● Directions for this task
Could you repeat the records below exactly, leaving out any pictures?

━━━ Supplied material

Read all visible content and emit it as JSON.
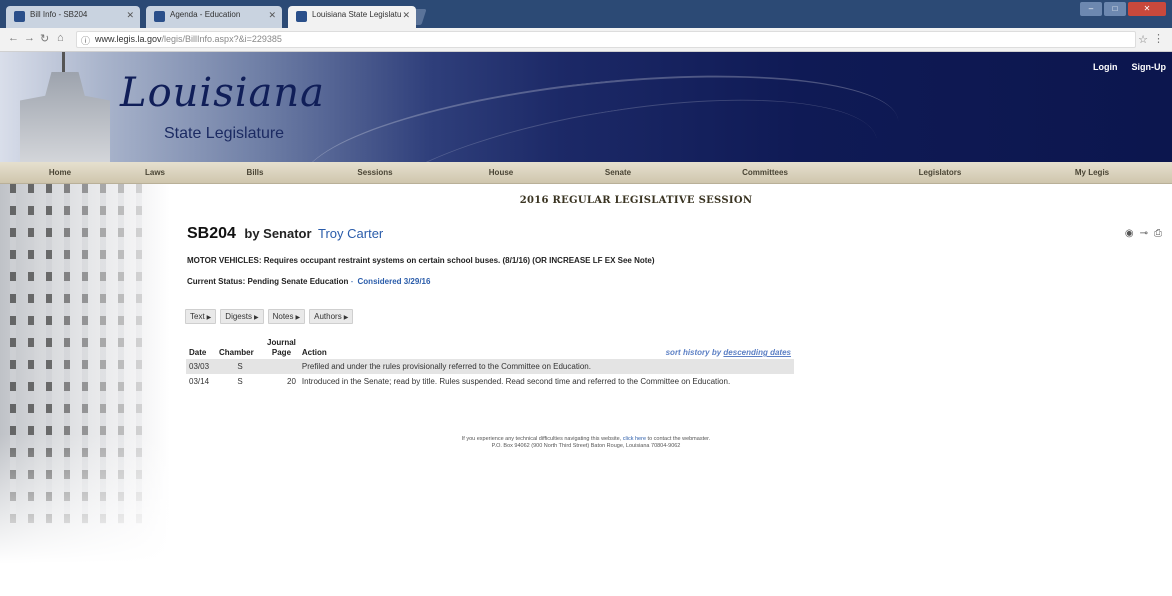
{
  "browser": {
    "tabs": [
      {
        "label": "Bill Info - SB204",
        "active": false
      },
      {
        "label": "Agenda - Education",
        "active": false
      },
      {
        "label": "Louisiana State Legislatu",
        "active": true
      }
    ],
    "url_domain": "www.legis.la.gov",
    "url_path": "/legis/BillInfo.aspx?&i=229385"
  },
  "header": {
    "logo_main": "Louisiana",
    "logo_sub": "State Legislature",
    "login": "Login",
    "signup": "Sign-Up"
  },
  "nav": {
    "items": [
      "Home",
      "Laws",
      "Bills",
      "Sessions",
      "House",
      "Senate",
      "Committees",
      "Legislators",
      "My Legis"
    ]
  },
  "main": {
    "session_title": "2016 REGULAR LEGISLATIVE SESSION",
    "bill_number": "SB204",
    "by_label": "by Senator",
    "author": "Troy Carter",
    "description": "MOTOR VEHICLES: Requires occupant restraint systems on certain school buses. (8/1/16) (OR INCREASE LF EX See Note)",
    "status_label": "Current Status:",
    "status_value": "Pending Senate Education",
    "status_sep": "-",
    "status_considered": "Considered 3/29/16",
    "doc_buttons": [
      "Text",
      "Digests",
      "Notes",
      "Authors"
    ]
  },
  "history": {
    "headers": {
      "date": "Date",
      "chamber": "Chamber",
      "journal_top": "Journal",
      "journal_bottom": "Page",
      "action": "Action"
    },
    "sort_prefix": "sort history by",
    "sort_link": "descending dates",
    "rows": [
      {
        "date": "03/03",
        "chamber": "S",
        "page": "",
        "action": "Prefiled and under the rules provisionally referred to the Committee on Education."
      },
      {
        "date": "03/14",
        "chamber": "S",
        "page": "20",
        "action": "Introduced in the Senate; read by title. Rules suspended. Read second time and referred to the Committee on Education."
      }
    ]
  },
  "footer": {
    "line1_pre": "If you experience any technical difficulties navigating this website,",
    "line1_link": "click here",
    "line1_post": "to contact the webmaster.",
    "line2": "P.O. Box 94062 (900 North Third Street) Baton Rouge, Louisiana 70804-9062"
  }
}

━━━━━━

● Answer to this problem
Read all visible content and emit it as JSON.
{
  "browser": {
    "tabs": [
      {
        "label": "Bill Info - SB204",
        "active": false
      },
      {
        "label": "Agenda - Education",
        "active": false
      },
      {
        "label": "Louisiana State Legislatu",
        "active": true
      }
    ],
    "url_domain": "www.legis.la.gov",
    "url_path": "/legis/BillInfo.aspx?&i=229385"
  },
  "header": {
    "logo_main": "Louisiana",
    "logo_sub": "State Legislature",
    "login": "Login",
    "signup": "Sign-Up"
  },
  "nav": {
    "items": [
      "Home",
      "Laws",
      "Bills",
      "Sessions",
      "House",
      "Senate",
      "Committees",
      "Legislators",
      "My Legis"
    ]
  },
  "main": {
    "session_title": "2016 REGULAR LEGISLATIVE SESSION",
    "bill_number": "SB204",
    "by_label": "by Senator",
    "author": "Troy Carter",
    "description": "MOTOR VEHICLES: Requires occupant restraint systems on certain school buses. (8/1/16) (OR INCREASE LF EX See Note)",
    "status_label": "Current Status:",
    "status_value": "Pending Senate Education",
    "status_sep": "-",
    "status_considered": "Considered 3/29/16",
    "doc_buttons": [
      "Text",
      "Digests",
      "Notes",
      "Authors"
    ]
  },
  "history": {
    "headers": {
      "date": "Date",
      "chamber": "Chamber",
      "journal_top": "Journal",
      "journal_bottom": "Page",
      "action": "Action"
    },
    "sort_prefix": "sort history by",
    "sort_link": "descending dates",
    "rows": [
      {
        "date": "03/03",
        "chamber": "S",
        "page": "",
        "action": "Prefiled and under the rules provisionally referred to the Committee on Education."
      },
      {
        "date": "03/14",
        "chamber": "S",
        "page": "20",
        "action": "Introduced in the Senate; read by title. Rules suspended. Read second time and referred to the Committee on Education."
      }
    ]
  },
  "footer": {
    "line1_pre": "If you experience any technical difficulties navigating this website,",
    "line1_link": "click here",
    "line1_post": "to contact the webmaster.",
    "line2": "P.O. Box 94062 (900 North Third Street) Baton Rouge, Louisiana 70804-9062"
  }
}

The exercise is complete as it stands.